Set task » Write the records out again exactly, leaving no images in.

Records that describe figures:
>>>>>

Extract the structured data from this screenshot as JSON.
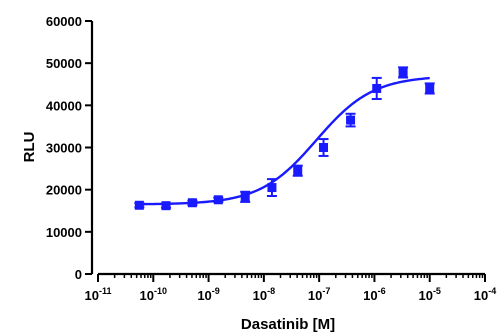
{
  "chart_data": {
    "type": "scatter",
    "title": "",
    "xlabel": "Dasatinib [M]",
    "ylabel": "RLU",
    "x_scale": "log",
    "xlim": [
      1e-11,
      0.0001
    ],
    "ylim": [
      0,
      60000
    ],
    "x_ticks": [
      {
        "base": "10",
        "exp": "-11",
        "value": 1e-11
      },
      {
        "base": "10",
        "exp": "-10",
        "value": 1e-10
      },
      {
        "base": "10",
        "exp": "-9",
        "value": 1e-09
      },
      {
        "base": "10",
        "exp": "-8",
        "value": 1e-08
      },
      {
        "base": "10",
        "exp": "-7",
        "value": 1e-07
      },
      {
        "base": "10",
        "exp": "-6",
        "value": 1e-06
      },
      {
        "base": "10",
        "exp": "-5",
        "value": 1e-05
      },
      {
        "base": "10",
        "exp": "-4",
        "value": 0.0001
      }
    ],
    "y_ticks": [
      "0",
      "10000",
      "20000",
      "30000",
      "40000",
      "50000",
      "60000"
    ],
    "y_tick_values": [
      0,
      10000,
      20000,
      30000,
      40000,
      50000,
      60000
    ],
    "color": "#1a1aff",
    "points": [
      {
        "x": 5.6e-11,
        "y": 16300,
        "err": 500
      },
      {
        "x": 1.7e-10,
        "y": 16200,
        "err": 500
      },
      {
        "x": 5.1e-10,
        "y": 16900,
        "err": 500
      },
      {
        "x": 1.5e-09,
        "y": 17600,
        "err": 500
      },
      {
        "x": 4.6e-09,
        "y": 18300,
        "err": 1200
      },
      {
        "x": 1.4e-08,
        "y": 20500,
        "err": 2000
      },
      {
        "x": 4.1e-08,
        "y": 24500,
        "err": 1200
      },
      {
        "x": 1.2e-07,
        "y": 30000,
        "err": 2000
      },
      {
        "x": 3.7e-07,
        "y": 36500,
        "err": 1500
      },
      {
        "x": 1.1e-06,
        "y": 44000,
        "err": 2500
      },
      {
        "x": 3.3e-06,
        "y": 47800,
        "err": 1200
      },
      {
        "x": 1e-05,
        "y": 44000,
        "err": 1200
      }
    ],
    "fit": {
      "bottom": 16500,
      "top": 47000,
      "logEC50": -7.05,
      "hill": 0.85
    },
    "grid": false,
    "legend": "none"
  }
}
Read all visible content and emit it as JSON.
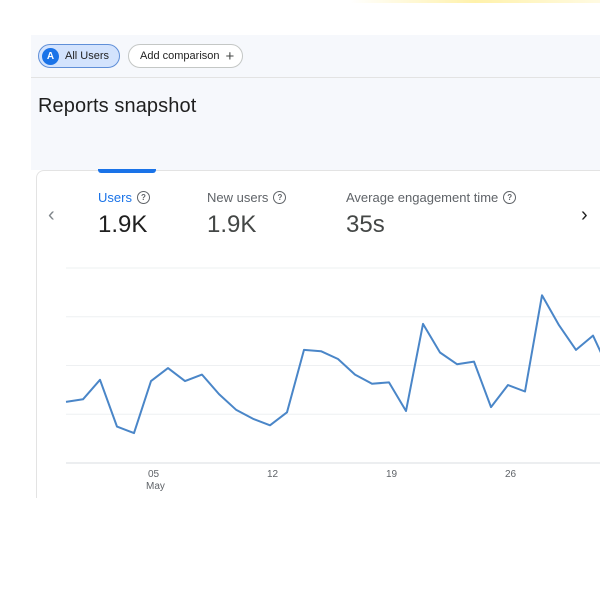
{
  "filters": {
    "all_users_avatar": "A",
    "all_users_label": "All Users",
    "add_comparison_label": "Add comparison"
  },
  "page_title": "Reports snapshot",
  "metrics": [
    {
      "label": "Users",
      "value": "1.9K"
    },
    {
      "label": "New users",
      "value": "1.9K"
    },
    {
      "label": "Average engagement time",
      "value": "35s"
    }
  ],
  "nav": {
    "prev_symbol": "‹",
    "next_symbol": "›"
  },
  "colors": {
    "accent": "#1a73e8",
    "line": "#4a86c8",
    "chip_bg": "#d3e3fd"
  },
  "icons": {
    "help": "?",
    "add": "+"
  },
  "chart_data": {
    "type": "line",
    "series": [
      {
        "metric": "Users",
        "values": [
          47,
          49,
          64,
          28,
          23,
          63,
          73,
          63,
          68,
          53,
          41,
          34,
          29,
          39,
          87,
          86,
          80,
          68,
          61,
          62,
          40,
          107,
          85,
          76,
          78,
          43,
          60,
          55,
          129,
          106,
          87,
          98,
          70
        ]
      }
    ],
    "x_tick_labels": [
      "05",
      "12",
      "19",
      "26"
    ],
    "x_tick_indices": [
      6,
      13,
      20,
      27
    ],
    "x_month_label": "May",
    "ylim": [
      0,
      150
    ],
    "grid": true
  }
}
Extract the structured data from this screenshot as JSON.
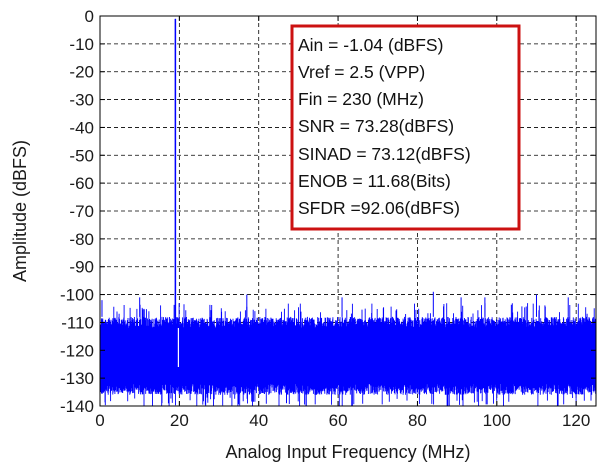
{
  "chart_data": {
    "type": "line",
    "xlabel": "Analog Input Frequency (MHz)",
    "ylabel": "Amplitude (dBFS)",
    "xlim": [
      0,
      125
    ],
    "ylim": [
      -140,
      0
    ],
    "x_ticks": [
      0,
      20,
      40,
      60,
      80,
      100,
      120
    ],
    "x_tick_labels": [
      "0",
      "20",
      "40",
      "60",
      "80",
      "100",
      "120"
    ],
    "y_ticks": [
      0,
      -10,
      -20,
      -30,
      -40,
      -50,
      -60,
      -70,
      -80,
      -90,
      -100,
      -110,
      -120,
      -130,
      -140
    ],
    "y_tick_labels": [
      "0",
      "-10",
      "-20",
      "-30",
      "-40",
      "-50",
      "-60",
      "-70",
      "-80",
      "-90",
      "-100",
      "-110",
      "-120",
      "-130",
      "-140"
    ],
    "grid": true,
    "grid_style": "dashed",
    "series": [
      {
        "color": "#0000ff",
        "description_points": [
          {
            "x": 19.0,
            "y": -1.04
          },
          {
            "x": 19.0,
            "y": -100
          },
          {
            "x": 0.5,
            "y": -102
          },
          {
            "x": 10.0,
            "y": -101
          },
          {
            "x": 37.0,
            "y": -100
          },
          {
            "x": 61.0,
            "y": -101
          },
          {
            "x": 84.0,
            "y": -99
          },
          {
            "x": 91.0,
            "y": -101
          },
          {
            "x": 97.0,
            "y": -101
          },
          {
            "x": 110.0,
            "y": -100
          },
          {
            "x": 118.0,
            "y": -101
          },
          {
            "x": 27.0,
            "y": -137
          },
          {
            "x": 47.0,
            "y": -139
          },
          {
            "x": 88.0,
            "y": -140
          }
        ],
        "noise_floor_band": [
          -108,
          -132
        ],
        "fundamental": {
          "x": 19.0,
          "y": -1.04
        }
      }
    ],
    "annotation": {
      "border_color": "#cc1111",
      "lines": [
        "Ain = -1.04  (dBFS)",
        "Vref = 2.5 (VPP)",
        "Fin = 230 (MHz)",
        "SNR = 73.28(dBFS)",
        "SINAD = 73.12(dBFS)",
        "ENOB = 11.68(Bits)",
        "SFDR =92.06(dBFS)"
      ]
    }
  }
}
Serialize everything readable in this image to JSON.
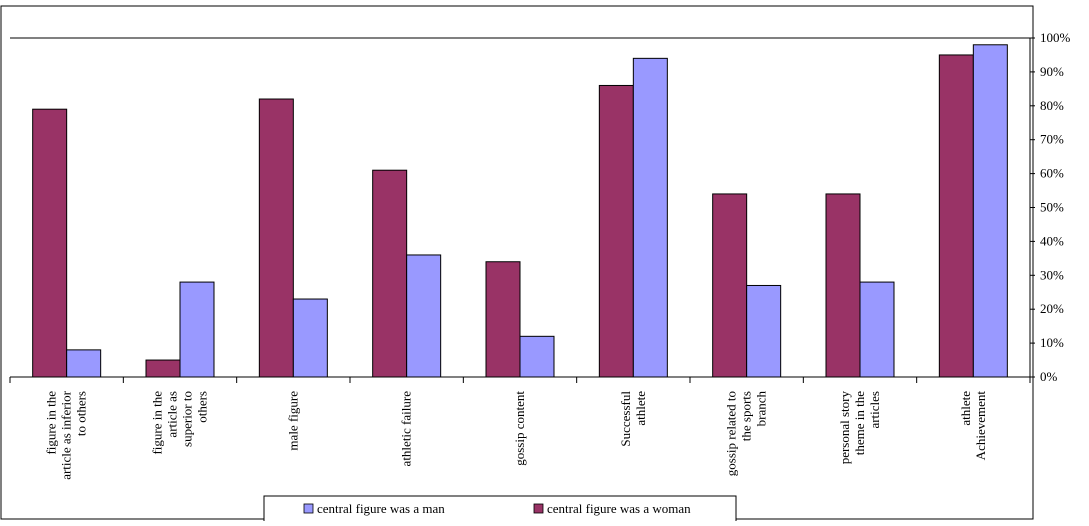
{
  "chart_data": {
    "type": "bar",
    "categories": [
      "figure in the article as inferior to others",
      "figure in the article as superior to others",
      "male figure",
      "athletic failure",
      "gossip content",
      "Successful athlete",
      "gossip related to the sports branch",
      "personal story theme in the articles",
      "athlete Achievement"
    ],
    "category_lines": [
      [
        "figure in the",
        "article as inferior",
        "to others"
      ],
      [
        "figure in the",
        "article as",
        "superior to",
        "others"
      ],
      [
        "male figure"
      ],
      [
        "athletic failure"
      ],
      [
        "gossip content"
      ],
      [
        "Successful",
        "athlete"
      ],
      [
        "gossip related to",
        "the sports",
        "branch"
      ],
      [
        "personal story",
        "theme in the",
        "articles"
      ],
      [
        "athlete",
        "Achievement"
      ]
    ],
    "series": [
      {
        "name": "central figure was a woman",
        "color": "#993366",
        "values": [
          79,
          5,
          82,
          61,
          34,
          86,
          54,
          54,
          95
        ]
      },
      {
        "name": "central figure was a man",
        "color": "#9999ff",
        "values": [
          8,
          28,
          23,
          36,
          12,
          94,
          27,
          28,
          98
        ]
      }
    ],
    "y_ticks": [
      "0%",
      "10%",
      "20%",
      "30%",
      "40%",
      "50%",
      "60%",
      "70%",
      "80%",
      "90%",
      "100%"
    ],
    "ylim": [
      0,
      100
    ],
    "legend": {
      "position": "bottom",
      "items": [
        {
          "label": "central figure was a man",
          "color": "#9999ff"
        },
        {
          "label": "central figure was a woman",
          "color": "#993366"
        }
      ]
    },
    "grid": false
  }
}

<<<<<

Solution »
Extract the structured data from this screenshot as JSON.
{
  "chart_data": {
    "type": "scatter",
    "title": "",
    "xlabel": "Dasatinib [M]",
    "ylabel": "RLU",
    "x_scale": "log",
    "xlim": [
      1e-11,
      0.0001
    ],
    "ylim": [
      0,
      60000
    ],
    "x_ticks": [
      {
        "base": "10",
        "exp": "-11",
        "value": 1e-11
      },
      {
        "base": "10",
        "exp": "-10",
        "value": 1e-10
      },
      {
        "base": "10",
        "exp": "-9",
        "value": 1e-09
      },
      {
        "base": "10",
        "exp": "-8",
        "value": 1e-08
      },
      {
        "base": "10",
        "exp": "-7",
        "value": 1e-07
      },
      {
        "base": "10",
        "exp": "-6",
        "value": 1e-06
      },
      {
        "base": "10",
        "exp": "-5",
        "value": 1e-05
      },
      {
        "base": "10",
        "exp": "-4",
        "value": 0.0001
      }
    ],
    "y_ticks": [
      "0",
      "10000",
      "20000",
      "30000",
      "40000",
      "50000",
      "60000"
    ],
    "y_tick_values": [
      0,
      10000,
      20000,
      30000,
      40000,
      50000,
      60000
    ],
    "color": "#1a1aff",
    "points": [
      {
        "x": 5.6e-11,
        "y": 16300,
        "err": 500
      },
      {
        "x": 1.7e-10,
        "y": 16200,
        "err": 500
      },
      {
        "x": 5.1e-10,
        "y": 16900,
        "err": 500
      },
      {
        "x": 1.5e-09,
        "y": 17600,
        "err": 500
      },
      {
        "x": 4.6e-09,
        "y": 18300,
        "err": 1200
      },
      {
        "x": 1.4e-08,
        "y": 20500,
        "err": 2000
      },
      {
        "x": 4.1e-08,
        "y": 24500,
        "err": 1200
      },
      {
        "x": 1.2e-07,
        "y": 30000,
        "err": 2000
      },
      {
        "x": 3.7e-07,
        "y": 36500,
        "err": 1500
      },
      {
        "x": 1.1e-06,
        "y": 44000,
        "err": 2500
      },
      {
        "x": 3.3e-06,
        "y": 47800,
        "err": 1200
      },
      {
        "x": 1e-05,
        "y": 44000,
        "err": 1200
      }
    ],
    "fit": {
      "bottom": 16500,
      "top": 47000,
      "logEC50": -7.05,
      "hill": 0.85
    },
    "grid": false,
    "legend": "none"
  }
}
Read all visible content and emit it as JSON.
{
  "filters": {
    "all_users_avatar": "A",
    "all_users_label": "All Users",
    "add_comparison_label": "Add comparison"
  },
  "page_title": "Reports snapshot",
  "metrics": [
    {
      "label": "Users",
      "value": "1.9K"
    },
    {
      "label": "New users",
      "value": "1.9K"
    },
    {
      "label": "Average engagement time",
      "value": "35s"
    }
  ],
  "nav": {
    "prev_symbol": "‹",
    "next_symbol": "›"
  },
  "colors": {
    "accent": "#1a73e8",
    "line": "#4a86c8",
    "chip_bg": "#d3e3fd"
  },
  "icons": {
    "help": "?",
    "add": "+"
  },
  "chart_data": {
    "type": "line",
    "series": [
      {
        "metric": "Users",
        "values": [
          47,
          49,
          64,
          28,
          23,
          63,
          73,
          63,
          68,
          53,
          41,
          34,
          29,
          39,
          87,
          86,
          80,
          68,
          61,
          62,
          40,
          107,
          85,
          76,
          78,
          43,
          60,
          55,
          129,
          106,
          87,
          98,
          70
        ]
      }
    ],
    "x_tick_labels": [
      "05",
      "12",
      "19",
      "26"
    ],
    "x_tick_indices": [
      6,
      13,
      20,
      27
    ],
    "x_month_label": "May",
    "ylim": [
      0,
      150
    ],
    "grid": true
  }
}
Extract the structured data from this screenshot as JSON.
{
  "chart_data": {
    "type": "line",
    "xlabel": "Analog Input Frequency (MHz)",
    "ylabel": "Amplitude (dBFS)",
    "xlim": [
      0,
      125
    ],
    "ylim": [
      -140,
      0
    ],
    "x_ticks": [
      0,
      20,
      40,
      60,
      80,
      100,
      120
    ],
    "x_tick_labels": [
      "0",
      "20",
      "40",
      "60",
      "80",
      "100",
      "120"
    ],
    "y_ticks": [
      0,
      -10,
      -20,
      -30,
      -40,
      -50,
      -60,
      -70,
      -80,
      -90,
      -100,
      -110,
      -120,
      -130,
      -140
    ],
    "y_tick_labels": [
      "0",
      "-10",
      "-20",
      "-30",
      "-40",
      "-50",
      "-60",
      "-70",
      "-80",
      "-90",
      "-100",
      "-110",
      "-120",
      "-130",
      "-140"
    ],
    "grid": true,
    "grid_style": "dashed",
    "series": [
      {
        "color": "#0000ff",
        "description_points": [
          {
            "x": 19.0,
            "y": -1.04
          },
          {
            "x": 19.0,
            "y": -100
          },
          {
            "x": 0.5,
            "y": -102
          },
          {
            "x": 10.0,
            "y": -101
          },
          {
            "x": 37.0,
            "y": -100
          },
          {
            "x": 61.0,
            "y": -101
          },
          {
            "x": 84.0,
            "y": -99
          },
          {
            "x": 91.0,
            "y": -101
          },
          {
            "x": 97.0,
            "y": -101
          },
          {
            "x": 110.0,
            "y": -100
          },
          {
            "x": 118.0,
            "y": -101
          },
          {
            "x": 27.0,
            "y": -137
          },
          {
            "x": 47.0,
            "y": -139
          },
          {
            "x": 88.0,
            "y": -140
          }
        ],
        "noise_floor_band": [
          -108,
          -132
        ],
        "fundamental": {
          "x": 19.0,
          "y": -1.04
        }
      }
    ],
    "annotation": {
      "border_color": "#cc1111",
      "lines": [
        "Ain = -1.04  (dBFS)",
        "Vref = 2.5 (VPP)",
        "Fin = 230 (MHz)",
        "SNR = 73.28(dBFS)",
        "SINAD = 73.12(dBFS)",
        "ENOB = 11.68(Bits)",
        "SFDR =92.06(dBFS)"
      ]
    }
  }
}
Serialize everything readable in this image to JSON.
{
  "chart_data": {
    "type": "bar",
    "categories": [
      "figure in the article as inferior to others",
      "figure in the article as superior to others",
      "male figure",
      "athletic failure",
      "gossip content",
      "Successful athlete",
      "gossip related to the sports branch",
      "personal story theme in the articles",
      "athlete Achievement"
    ],
    "category_lines": [
      [
        "figure in the",
        "article as inferior",
        "to others"
      ],
      [
        "figure in the",
        "article as",
        "superior to",
        "others"
      ],
      [
        "male figure"
      ],
      [
        "athletic failure"
      ],
      [
        "gossip content"
      ],
      [
        "Successful",
        "athlete"
      ],
      [
        "gossip related to",
        "the sports",
        "branch"
      ],
      [
        "personal story",
        "theme in the",
        "articles"
      ],
      [
        "athlete",
        "Achievement"
      ]
    ],
    "series": [
      {
        "name": "central figure was a woman",
        "color": "#993366",
        "values": [
          79,
          5,
          82,
          61,
          34,
          86,
          54,
          54,
          95
        ]
      },
      {
        "name": "central figure was a man",
        "color": "#9999ff",
        "values": [
          8,
          28,
          23,
          36,
          12,
          94,
          27,
          28,
          98
        ]
      }
    ],
    "y_ticks": [
      "0%",
      "10%",
      "20%",
      "30%",
      "40%",
      "50%",
      "60%",
      "70%",
      "80%",
      "90%",
      "100%"
    ],
    "ylim": [
      0,
      100
    ],
    "legend": {
      "position": "bottom",
      "items": [
        {
          "label": "central figure was a man",
          "color": "#9999ff"
        },
        {
          "label": "central figure was a woman",
          "color": "#993366"
        }
      ]
    },
    "grid": false
  }
}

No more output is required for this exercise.